Instruction: Set the listing down unchanged, minus every embedded image.

# # #

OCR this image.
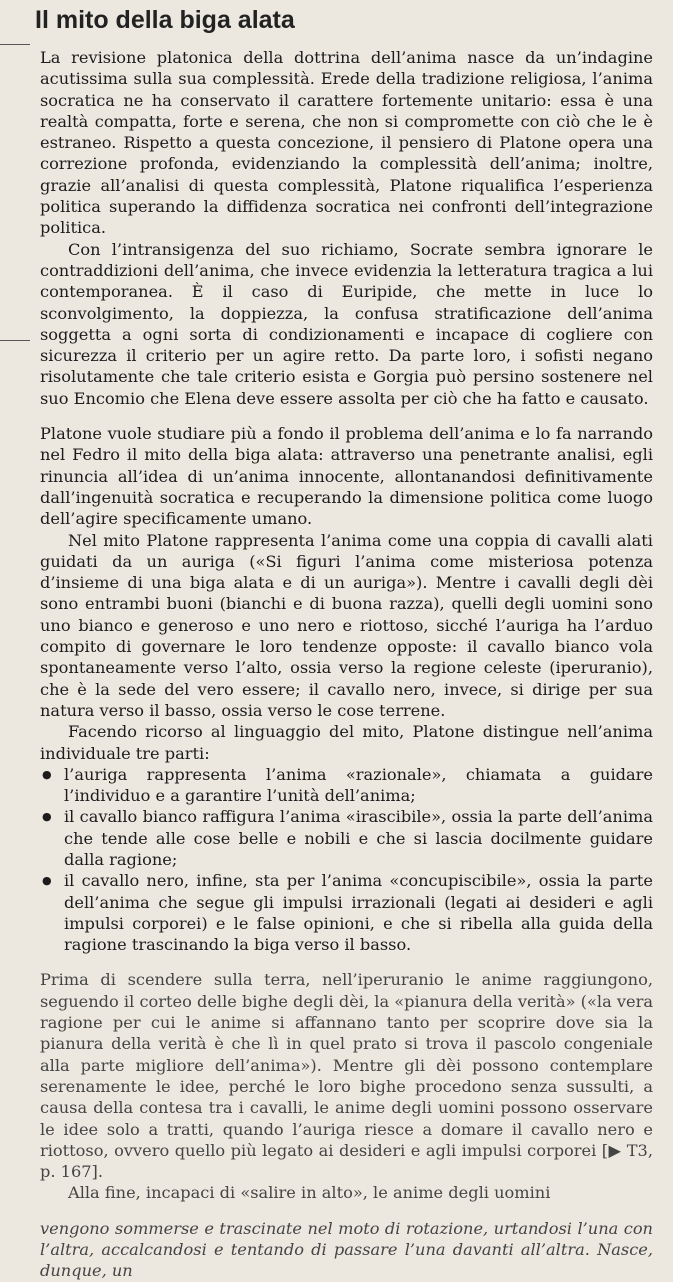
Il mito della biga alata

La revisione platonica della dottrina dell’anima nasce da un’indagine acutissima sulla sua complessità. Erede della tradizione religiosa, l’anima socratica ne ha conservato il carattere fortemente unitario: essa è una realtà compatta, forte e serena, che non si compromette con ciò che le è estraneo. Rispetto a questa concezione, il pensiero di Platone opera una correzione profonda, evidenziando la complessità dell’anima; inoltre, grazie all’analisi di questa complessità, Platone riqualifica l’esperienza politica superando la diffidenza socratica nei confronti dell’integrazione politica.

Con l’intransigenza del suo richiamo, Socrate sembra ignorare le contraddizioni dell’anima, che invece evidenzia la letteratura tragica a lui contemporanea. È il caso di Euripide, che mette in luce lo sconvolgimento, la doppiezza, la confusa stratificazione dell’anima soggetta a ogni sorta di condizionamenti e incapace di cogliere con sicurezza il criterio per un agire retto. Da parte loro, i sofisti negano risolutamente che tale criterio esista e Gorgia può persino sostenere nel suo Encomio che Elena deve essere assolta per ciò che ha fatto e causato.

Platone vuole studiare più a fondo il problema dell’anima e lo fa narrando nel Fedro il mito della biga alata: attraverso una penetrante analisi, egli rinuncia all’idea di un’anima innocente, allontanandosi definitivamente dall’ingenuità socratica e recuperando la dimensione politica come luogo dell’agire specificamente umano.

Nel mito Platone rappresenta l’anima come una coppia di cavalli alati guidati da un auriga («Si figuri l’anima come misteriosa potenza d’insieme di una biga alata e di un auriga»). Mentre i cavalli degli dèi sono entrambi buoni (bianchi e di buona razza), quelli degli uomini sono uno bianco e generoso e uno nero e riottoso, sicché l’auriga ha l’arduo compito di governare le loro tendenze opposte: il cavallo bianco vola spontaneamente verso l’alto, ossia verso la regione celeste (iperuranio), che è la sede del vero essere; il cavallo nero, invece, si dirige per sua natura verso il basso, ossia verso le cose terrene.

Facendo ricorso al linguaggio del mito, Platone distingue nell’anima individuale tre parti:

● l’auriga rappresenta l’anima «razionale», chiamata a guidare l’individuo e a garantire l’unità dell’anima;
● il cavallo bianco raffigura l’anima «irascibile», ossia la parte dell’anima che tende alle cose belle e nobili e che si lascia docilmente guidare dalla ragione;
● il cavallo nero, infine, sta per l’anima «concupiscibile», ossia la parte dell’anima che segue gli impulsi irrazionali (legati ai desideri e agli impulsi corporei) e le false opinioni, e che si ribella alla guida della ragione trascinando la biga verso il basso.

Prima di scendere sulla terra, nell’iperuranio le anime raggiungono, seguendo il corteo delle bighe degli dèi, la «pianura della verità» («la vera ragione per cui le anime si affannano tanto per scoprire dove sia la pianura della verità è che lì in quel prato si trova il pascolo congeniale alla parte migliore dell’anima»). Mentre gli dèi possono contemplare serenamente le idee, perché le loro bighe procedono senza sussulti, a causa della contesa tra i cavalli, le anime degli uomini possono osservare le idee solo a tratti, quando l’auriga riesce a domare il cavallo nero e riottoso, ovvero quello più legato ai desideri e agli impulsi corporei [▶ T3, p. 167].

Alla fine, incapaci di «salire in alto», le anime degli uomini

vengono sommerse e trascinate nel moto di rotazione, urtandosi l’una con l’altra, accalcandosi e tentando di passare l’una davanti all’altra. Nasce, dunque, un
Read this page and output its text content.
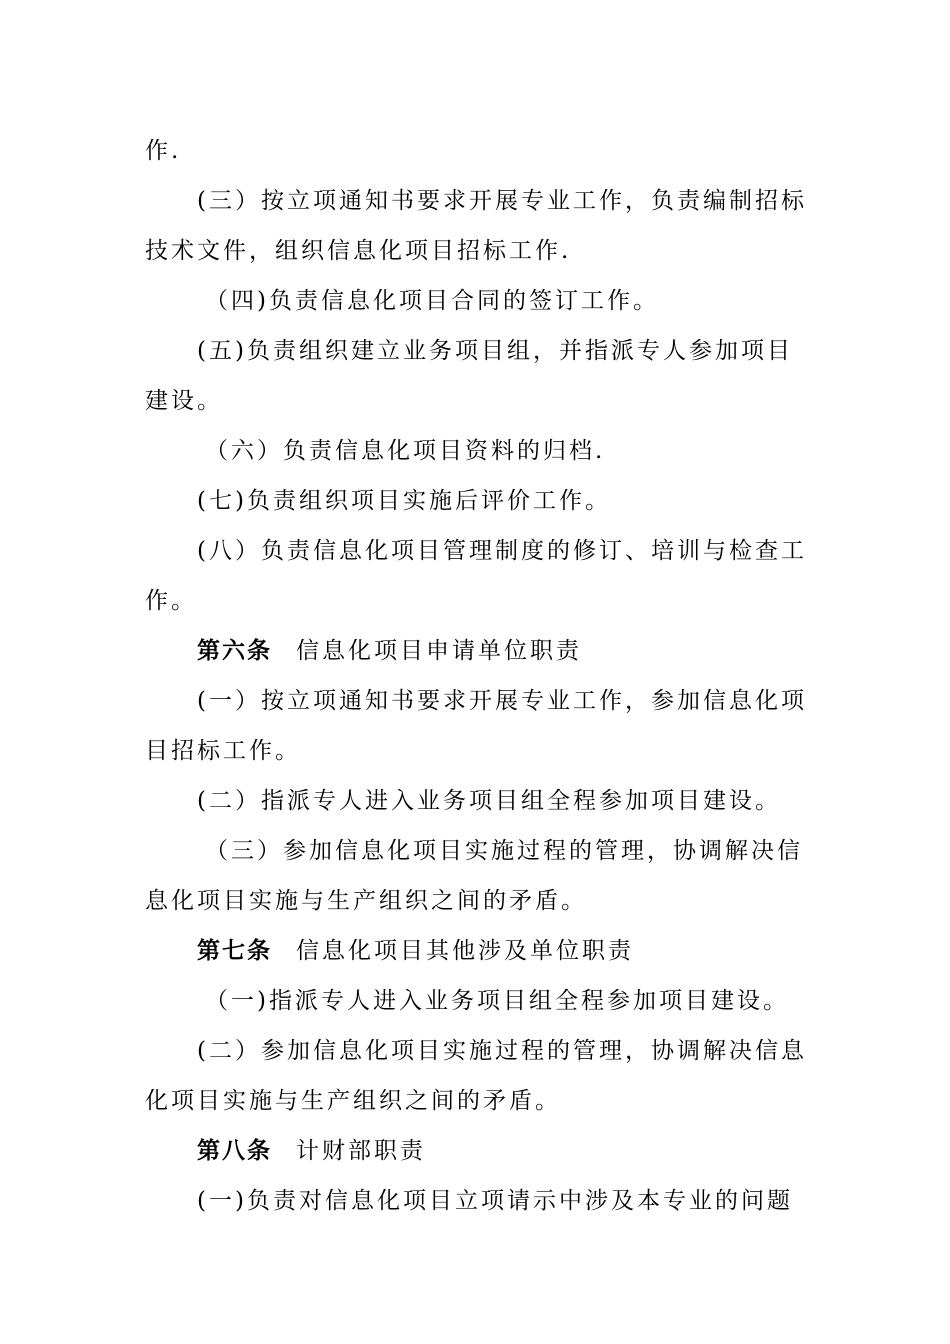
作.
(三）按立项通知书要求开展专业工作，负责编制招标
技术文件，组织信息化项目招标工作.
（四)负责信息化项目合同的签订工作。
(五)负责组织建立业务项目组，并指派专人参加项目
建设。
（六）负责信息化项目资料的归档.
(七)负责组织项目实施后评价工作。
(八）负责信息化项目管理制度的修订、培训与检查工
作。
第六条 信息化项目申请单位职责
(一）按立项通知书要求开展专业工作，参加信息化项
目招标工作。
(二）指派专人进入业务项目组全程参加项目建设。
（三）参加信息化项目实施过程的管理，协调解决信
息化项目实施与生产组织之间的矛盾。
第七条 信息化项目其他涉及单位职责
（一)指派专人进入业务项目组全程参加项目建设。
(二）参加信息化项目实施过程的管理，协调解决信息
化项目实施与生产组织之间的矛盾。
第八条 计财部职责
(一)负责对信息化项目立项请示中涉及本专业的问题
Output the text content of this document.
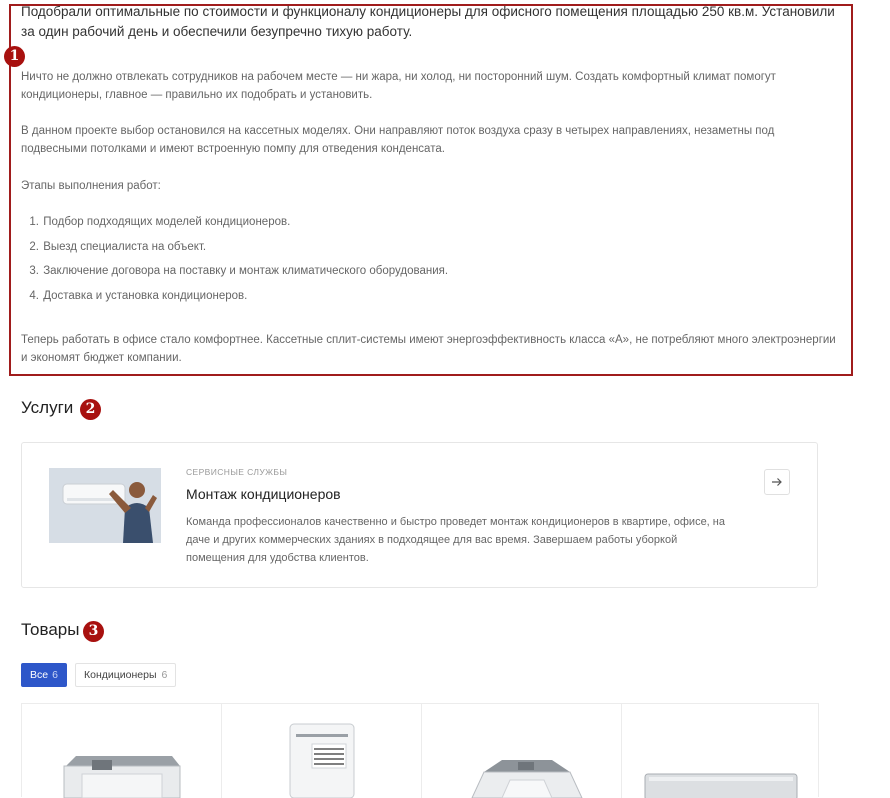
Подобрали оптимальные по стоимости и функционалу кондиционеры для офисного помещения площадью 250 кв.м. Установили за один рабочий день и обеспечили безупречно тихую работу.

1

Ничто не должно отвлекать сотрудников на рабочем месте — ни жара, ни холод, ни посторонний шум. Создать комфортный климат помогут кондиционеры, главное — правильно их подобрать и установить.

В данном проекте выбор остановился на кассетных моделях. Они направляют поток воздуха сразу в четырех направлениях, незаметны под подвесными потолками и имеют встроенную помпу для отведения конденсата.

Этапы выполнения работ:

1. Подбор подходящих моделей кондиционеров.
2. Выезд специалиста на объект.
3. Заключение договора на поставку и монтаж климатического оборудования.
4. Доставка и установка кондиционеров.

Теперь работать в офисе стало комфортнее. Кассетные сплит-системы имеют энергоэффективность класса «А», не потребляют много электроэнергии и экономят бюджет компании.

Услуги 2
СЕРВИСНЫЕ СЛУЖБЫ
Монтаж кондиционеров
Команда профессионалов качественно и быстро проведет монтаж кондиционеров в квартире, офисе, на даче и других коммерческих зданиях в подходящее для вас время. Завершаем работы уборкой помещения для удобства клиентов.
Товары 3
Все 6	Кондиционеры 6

# # #

Complete output:
OCR this image.
Il mito della biga alata

La revisione platonica della dottrina dell’anima nasce da un’indagine acutissima sulla sua complessità. Erede della tradizione religiosa, l’anima socratica ne ha conservato il carattere fortemente unitario: essa è una realtà compatta, forte e serena, che non si compromette con ciò che le è estraneo. Rispetto a questa concezione, il pensiero di Platone opera una correzione profonda, evidenziando la complessità dell’anima; inoltre, grazie all’analisi di questa complessità, Platone riqualifica l’esperienza politica superando la diffidenza socratica nei confronti dell’integrazione politica.

Con l’intransigenza del suo richiamo, Socrate sembra ignorare le contraddizioni dell’anima, che invece evidenzia la letteratura tragica a lui contemporanea. È il caso di Euripide, che mette in luce lo sconvolgimento, la doppiezza, la confusa stratificazione dell’anima soggetta a ogni sorta di condizionamenti e incapace di cogliere con sicurezza il criterio per un agire retto. Da parte loro, i sofisti negano risolutamente che tale criterio esista e Gorgia può persino sostenere nel suo Encomio che Elena deve essere assolta per ciò che ha fatto e causato.

Platone vuole studiare più a fondo il problema dell’anima e lo fa narrando nel Fedro il mito della biga alata: attraverso una penetrante analisi, egli rinuncia all’idea di un’anima innocente, allontanandosi definitivamente dall’ingenuità socratica e recuperando la dimensione politica come luogo dell’agire specificamente umano.

Nel mito Platone rappresenta l’anima come una coppia di cavalli alati guidati da un auriga («Si figuri l’anima come misteriosa potenza d’insieme di una biga alata e di un auriga»). Mentre i cavalli degli dèi sono entrambi buoni (bianchi e di buona razza), quelli degli uomini sono uno bianco e generoso e uno nero e riottoso, sicché l’auriga ha l’arduo compito di governare le loro tendenze opposte: il cavallo bianco vola spontaneamente verso l’alto, ossia verso la regione celeste (iperuranio), che è la sede del vero essere; il cavallo nero, invece, si dirige per sua natura verso il basso, ossia verso le cose terrene.

Facendo ricorso al linguaggio del mito, Platone distingue nell’anima individuale tre parti:

● l’auriga rappresenta l’anima «razionale», chiamata a guidare l’individuo e a garantire l’unità dell’anima;
● il cavallo bianco raffigura l’anima «irascibile», ossia la parte dell’anima che tende alle cose belle e nobili e che si lascia docilmente guidare dalla ragione;
● il cavallo nero, infine, sta per l’anima «concupiscibile», ossia la parte dell’anima che segue gli impulsi irrazionali (legati ai desideri e agli impulsi corporei) e le false opinioni, e che si ribella alla guida della ragione trascinando la biga verso il basso.

Prima di scendere sulla terra, nell’iperuranio le anime raggiungono, seguendo il corteo delle bighe degli dèi, la «pianura della verità» («la vera ragione per cui le anime si affannano tanto per scoprire dove sia la pianura della verità è che lì in quel prato si trova il pascolo congeniale alla parte migliore dell’anima»). Mentre gli dèi possono contemplare serenamente le idee, perché le loro bighe procedono senza sussulti, a causa della contesa tra i cavalli, le anime degli uomini possono osservare le idee solo a tratti, quando l’auriga riesce a domare il cavallo nero e riottoso, ovvero quello più legato ai desideri e agli impulsi corporei [▶ T3, p. 167].

Alla fine, incapaci di «salire in alto», le anime degli uomini

vengono sommerse e trascinate nel moto di rotazione, urtandosi l’una con l’altra, accalcandosi e tentando di passare l’una davanti all’altra. Nasce, dunque, un
Read this page and output its text content.
作.
(三）按立项通知书要求开展专业工作，负责编制招标
技术文件，组织信息化项目招标工作.
（四)负责信息化项目合同的签订工作。
(五)负责组织建立业务项目组，并指派专人参加项目
建设。
（六）负责信息化项目资料的归档.
(七)负责组织项目实施后评价工作。
(八）负责信息化项目管理制度的修订、培训与检查工
作。
第六条 信息化项目申请单位职责
(一）按立项通知书要求开展专业工作，参加信息化项
目招标工作。
(二）指派专人进入业务项目组全程参加项目建设。
（三）参加信息化项目实施过程的管理，协调解决信
息化项目实施与生产组织之间的矛盾。
第七条 信息化项目其他涉及单位职责
（一)指派专人进入业务项目组全程参加项目建设。
(二）参加信息化项目实施过程的管理，协调解决信息
化项目实施与生产组织之间的矛盾。
第八条 计财部职责
(一)负责对信息化项目立项请示中涉及本专业的问题
Output the text content of this document.
Подобрали оптимальные по стоимости и функционалу кондиционеры для офисного помещения площадью 250 кв.м. Установили за один рабочий день и обеспечили безупречно тихую работу.

1

Ничто не должно отвлекать сотрудников на рабочем месте — ни жара, ни холод, ни посторонний шум. Создать комфортный климат помогут кондиционеры, главное — правильно их подобрать и установить.

В данном проекте выбор остановился на кассетных моделях. Они направляют поток воздуха сразу в четырех направлениях, незаметны под подвесными потолками и имеют встроенную помпу для отведения конденсата.

Этапы выполнения работ:

1. Подбор подходящих моделей кондиционеров.
2. Выезд специалиста на объект.
3. Заключение договора на поставку и монтаж климатического оборудования.
4. Доставка и установка кондиционеров.

Теперь работать в офисе стало комфортнее. Кассетные сплит-системы имеют энергоэффективность класса «А», не потребляют много электроэнергии и экономят бюджет компании.

Услуги 2
СЕРВИСНЫЕ СЛУЖБЫ
Монтаж кондиционеров
Команда профессионалов качественно и быстро проведет монтаж кондиционеров в квартире, офисе, на даче и других коммерческих зданиях в подходящее для вас время. Завершаем работы уборкой помещения для удобства клиентов.
Товары 3
Все 6	Кондиционеры 6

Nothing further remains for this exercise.